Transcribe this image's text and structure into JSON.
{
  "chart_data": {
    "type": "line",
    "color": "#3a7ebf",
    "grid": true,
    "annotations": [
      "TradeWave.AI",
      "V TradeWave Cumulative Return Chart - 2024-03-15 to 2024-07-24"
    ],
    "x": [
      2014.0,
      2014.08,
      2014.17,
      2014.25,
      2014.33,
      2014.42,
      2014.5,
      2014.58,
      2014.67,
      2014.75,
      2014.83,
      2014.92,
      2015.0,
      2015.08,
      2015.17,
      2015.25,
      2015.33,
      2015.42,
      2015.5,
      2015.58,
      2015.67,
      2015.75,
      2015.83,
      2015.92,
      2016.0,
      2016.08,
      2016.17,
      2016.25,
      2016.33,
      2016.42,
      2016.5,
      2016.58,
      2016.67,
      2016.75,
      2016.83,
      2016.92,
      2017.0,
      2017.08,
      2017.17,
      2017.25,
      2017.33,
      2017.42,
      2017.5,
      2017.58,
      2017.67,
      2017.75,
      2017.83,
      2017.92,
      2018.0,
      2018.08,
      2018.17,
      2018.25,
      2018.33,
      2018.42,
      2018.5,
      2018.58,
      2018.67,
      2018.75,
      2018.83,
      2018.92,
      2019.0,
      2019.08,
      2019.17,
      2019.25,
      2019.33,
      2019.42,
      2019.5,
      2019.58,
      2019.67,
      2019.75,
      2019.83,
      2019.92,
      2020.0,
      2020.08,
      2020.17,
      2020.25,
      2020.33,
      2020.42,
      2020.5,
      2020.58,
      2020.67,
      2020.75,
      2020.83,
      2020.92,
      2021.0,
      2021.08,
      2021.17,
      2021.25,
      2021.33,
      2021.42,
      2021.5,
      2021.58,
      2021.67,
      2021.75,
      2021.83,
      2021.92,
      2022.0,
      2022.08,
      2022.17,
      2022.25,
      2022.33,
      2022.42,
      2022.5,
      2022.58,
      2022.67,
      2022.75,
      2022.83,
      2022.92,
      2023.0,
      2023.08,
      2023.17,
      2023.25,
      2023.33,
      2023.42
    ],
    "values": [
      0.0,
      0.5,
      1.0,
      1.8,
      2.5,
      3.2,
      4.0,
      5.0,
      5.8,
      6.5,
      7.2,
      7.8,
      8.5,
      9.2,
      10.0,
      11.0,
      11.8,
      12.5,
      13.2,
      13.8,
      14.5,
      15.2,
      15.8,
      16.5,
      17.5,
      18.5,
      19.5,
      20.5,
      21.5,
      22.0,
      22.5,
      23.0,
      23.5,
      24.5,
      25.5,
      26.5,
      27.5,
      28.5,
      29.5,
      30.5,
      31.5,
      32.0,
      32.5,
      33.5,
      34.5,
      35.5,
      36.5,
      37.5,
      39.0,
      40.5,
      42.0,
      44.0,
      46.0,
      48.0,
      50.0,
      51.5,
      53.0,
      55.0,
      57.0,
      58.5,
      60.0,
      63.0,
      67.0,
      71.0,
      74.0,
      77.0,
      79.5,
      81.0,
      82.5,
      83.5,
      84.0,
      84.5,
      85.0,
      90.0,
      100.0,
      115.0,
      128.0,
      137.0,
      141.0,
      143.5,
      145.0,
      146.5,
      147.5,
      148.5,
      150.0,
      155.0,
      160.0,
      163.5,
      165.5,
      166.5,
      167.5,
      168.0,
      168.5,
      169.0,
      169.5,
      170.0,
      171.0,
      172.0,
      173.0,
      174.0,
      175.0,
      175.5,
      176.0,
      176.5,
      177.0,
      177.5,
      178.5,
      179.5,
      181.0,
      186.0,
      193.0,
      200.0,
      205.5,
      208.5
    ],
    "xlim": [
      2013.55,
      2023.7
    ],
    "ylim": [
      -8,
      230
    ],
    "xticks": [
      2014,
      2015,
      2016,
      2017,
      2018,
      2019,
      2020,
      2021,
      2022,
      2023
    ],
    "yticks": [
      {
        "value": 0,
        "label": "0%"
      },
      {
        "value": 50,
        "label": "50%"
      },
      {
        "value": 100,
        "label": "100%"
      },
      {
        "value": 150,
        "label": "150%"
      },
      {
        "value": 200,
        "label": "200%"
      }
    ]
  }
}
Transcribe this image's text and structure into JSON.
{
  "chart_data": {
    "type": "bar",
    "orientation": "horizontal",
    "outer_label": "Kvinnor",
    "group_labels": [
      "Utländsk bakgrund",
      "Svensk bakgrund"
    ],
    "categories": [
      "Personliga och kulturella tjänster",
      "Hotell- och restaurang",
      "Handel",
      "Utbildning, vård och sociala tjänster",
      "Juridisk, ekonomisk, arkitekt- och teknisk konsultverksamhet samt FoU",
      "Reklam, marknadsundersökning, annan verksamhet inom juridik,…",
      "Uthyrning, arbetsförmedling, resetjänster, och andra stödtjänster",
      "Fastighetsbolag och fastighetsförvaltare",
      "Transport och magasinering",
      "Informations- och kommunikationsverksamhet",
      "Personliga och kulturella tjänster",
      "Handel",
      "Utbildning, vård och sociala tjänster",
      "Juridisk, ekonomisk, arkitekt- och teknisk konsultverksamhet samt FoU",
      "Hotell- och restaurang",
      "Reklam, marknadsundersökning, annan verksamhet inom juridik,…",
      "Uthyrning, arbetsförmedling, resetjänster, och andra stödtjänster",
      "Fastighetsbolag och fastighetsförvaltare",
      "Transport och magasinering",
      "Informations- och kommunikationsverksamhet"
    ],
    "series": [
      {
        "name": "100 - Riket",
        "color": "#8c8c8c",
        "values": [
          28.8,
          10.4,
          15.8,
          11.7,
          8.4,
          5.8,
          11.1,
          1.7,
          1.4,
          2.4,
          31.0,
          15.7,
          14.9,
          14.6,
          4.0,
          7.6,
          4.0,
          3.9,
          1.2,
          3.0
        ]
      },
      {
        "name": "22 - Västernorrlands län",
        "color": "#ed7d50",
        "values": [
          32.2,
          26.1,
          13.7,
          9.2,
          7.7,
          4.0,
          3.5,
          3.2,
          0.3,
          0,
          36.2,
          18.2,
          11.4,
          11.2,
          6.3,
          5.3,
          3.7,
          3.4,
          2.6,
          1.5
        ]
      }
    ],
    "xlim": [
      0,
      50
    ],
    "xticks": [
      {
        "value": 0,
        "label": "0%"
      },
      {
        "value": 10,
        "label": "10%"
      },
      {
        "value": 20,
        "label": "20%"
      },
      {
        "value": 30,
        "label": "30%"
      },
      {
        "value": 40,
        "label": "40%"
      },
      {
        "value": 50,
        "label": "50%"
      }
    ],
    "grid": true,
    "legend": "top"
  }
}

++++++++++++++++++++

# Work to do:
Extract each entry in full, exactly as given.

# Solved exercise:
Transcribe this image's text and structure into JSON.
{
  "chart_data": {
    "type": "line",
    "color": "#3a7ebf",
    "grid": true,
    "annotations": [
      "TradeWave.AI",
      "V TradeWave Cumulative Return Chart - 2024-03-15 to 2024-07-24"
    ],
    "x": [
      2014.0,
      2014.08,
      2014.17,
      2014.25,
      2014.33,
      2014.42,
      2014.5,
      2014.58,
      2014.67,
      2014.75,
      2014.83,
      2014.92,
      2015.0,
      2015.08,
      2015.17,
      2015.25,
      2015.33,
      2015.42,
      2015.5,
      2015.58,
      2015.67,
      2015.75,
      2015.83,
      2015.92,
      2016.0,
      2016.08,
      2016.17,
      2016.25,
      2016.33,
      2016.42,
      2016.5,
      2016.58,
      2016.67,
      2016.75,
      2016.83,
      2016.92,
      2017.0,
      2017.08,
      2017.17,
      2017.25,
      2017.33,
      2017.42,
      2017.5,
      2017.58,
      2017.67,
      2017.75,
      2017.83,
      2017.92,
      2018.0,
      2018.08,
      2018.17,
      2018.25,
      2018.33,
      2018.42,
      2018.5,
      2018.58,
      2018.67,
      2018.75,
      2018.83,
      2018.92,
      2019.0,
      2019.08,
      2019.17,
      2019.25,
      2019.33,
      2019.42,
      2019.5,
      2019.58,
      2019.67,
      2019.75,
      2019.83,
      2019.92,
      2020.0,
      2020.08,
      2020.17,
      2020.25,
      2020.33,
      2020.42,
      2020.5,
      2020.58,
      2020.67,
      2020.75,
      2020.83,
      2020.92,
      2021.0,
      2021.08,
      2021.17,
      2021.25,
      2021.33,
      2021.42,
      2021.5,
      2021.58,
      2021.67,
      2021.75,
      2021.83,
      2021.92,
      2022.0,
      2022.08,
      2022.17,
      2022.25,
      2022.33,
      2022.42,
      2022.5,
      2022.58,
      2022.67,
      2022.75,
      2022.83,
      2022.92,
      2023.0,
      2023.08,
      2023.17,
      2023.25,
      2023.33,
      2023.42
    ],
    "values": [
      0.0,
      0.5,
      1.0,
      1.8,
      2.5,
      3.2,
      4.0,
      5.0,
      5.8,
      6.5,
      7.2,
      7.8,
      8.5,
      9.2,
      10.0,
      11.0,
      11.8,
      12.5,
      13.2,
      13.8,
      14.5,
      15.2,
      15.8,
      16.5,
      17.5,
      18.5,
      19.5,
      20.5,
      21.5,
      22.0,
      22.5,
      23.0,
      23.5,
      24.5,
      25.5,
      26.5,
      27.5,
      28.5,
      29.5,
      30.5,
      31.5,
      32.0,
      32.5,
      33.5,
      34.5,
      35.5,
      36.5,
      37.5,
      39.0,
      40.5,
      42.0,
      44.0,
      46.0,
      48.0,
      50.0,
      51.5,
      53.0,
      55.0,
      57.0,
      58.5,
      60.0,
      63.0,
      67.0,
      71.0,
      74.0,
      77.0,
      79.5,
      81.0,
      82.5,
      83.5,
      84.0,
      84.5,
      85.0,
      90.0,
      100.0,
      115.0,
      128.0,
      137.0,
      141.0,
      143.5,
      145.0,
      146.5,
      147.5,
      148.5,
      150.0,
      155.0,
      160.0,
      163.5,
      165.5,
      166.5,
      167.5,
      168.0,
      168.5,
      169.0,
      169.5,
      170.0,
      171.0,
      172.0,
      173.0,
      174.0,
      175.0,
      175.5,
      176.0,
      176.5,
      177.0,
      177.5,
      178.5,
      179.5,
      181.0,
      186.0,
      193.0,
      200.0,
      205.5,
      208.5
    ],
    "xlim": [
      2013.55,
      2023.7
    ],
    "ylim": [
      -8,
      230
    ],
    "xticks": [
      2014,
      2015,
      2016,
      2017,
      2018,
      2019,
      2020,
      2021,
      2022,
      2023
    ],
    "yticks": [
      {
        "value": 0,
        "label": "0%"
      },
      {
        "value": 50,
        "label": "50%"
      },
      {
        "value": 100,
        "label": "100%"
      },
      {
        "value": 150,
        "label": "150%"
      },
      {
        "value": 200,
        "label": "200%"
      }
    ]
  }
}
Transcribe this image's text and structure into JSON.
{
  "chart_data": {
    "type": "bar",
    "orientation": "horizontal",
    "outer_label": "Kvinnor",
    "group_labels": [
      "Utländsk bakgrund",
      "Svensk bakgrund"
    ],
    "categories": [
      "Personliga och kulturella tjänster",
      "Hotell- och restaurang",
      "Handel",
      "Utbildning, vård och sociala tjänster",
      "Juridisk, ekonomisk, arkitekt- och teknisk konsultverksamhet samt FoU",
      "Reklam, marknadsundersökning, annan verksamhet inom juridik,…",
      "Uthyrning, arbetsförmedling, resetjänster, och andra stödtjänster",
      "Fastighetsbolag och fastighetsförvaltare",
      "Transport och magasinering",
      "Informations- och kommunikationsverksamhet",
      "Personliga och kulturella tjänster",
      "Handel",
      "Utbildning, vård och sociala tjänster",
      "Juridisk, ekonomisk, arkitekt- och teknisk konsultverksamhet samt FoU",
      "Hotell- och restaurang",
      "Reklam, marknadsundersökning, annan verksamhet inom juridik,…",
      "Uthyrning, arbetsförmedling, resetjänster, och andra stödtjänster",
      "Fastighetsbolag och fastighetsförvaltare",
      "Transport och magasinering",
      "Informations- och kommunikationsverksamhet"
    ],
    "series": [
      {
        "name": "100 - Riket",
        "color": "#8c8c8c",
        "values": [
          28.8,
          10.4,
          15.8,
          11.7,
          8.4,
          5.8,
          11.1,
          1.7,
          1.4,
          2.4,
          31.0,
          15.7,
          14.9,
          14.6,
          4.0,
          7.6,
          4.0,
          3.9,
          1.2,
          3.0
        ]
      },
      {
        "name": "22 - Västernorrlands län",
        "color": "#ed7d50",
        "values": [
          32.2,
          26.1,
          13.7,
          9.2,
          7.7,
          4.0,
          3.5,
          3.2,
          0.3,
          0,
          36.2,
          18.2,
          11.4,
          11.2,
          6.3,
          5.3,
          3.7,
          3.4,
          2.6,
          1.5
        ]
      }
    ],
    "xlim": [
      0,
      50
    ],
    "xticks": [
      {
        "value": 0,
        "label": "0%"
      },
      {
        "value": 10,
        "label": "10%"
      },
      {
        "value": 20,
        "label": "20%"
      },
      {
        "value": 30,
        "label": "30%"
      },
      {
        "value": 40,
        "label": "40%"
      },
      {
        "value": 50,
        "label": "50%"
      }
    ],
    "grid": true,
    "legend": "top"
  }
}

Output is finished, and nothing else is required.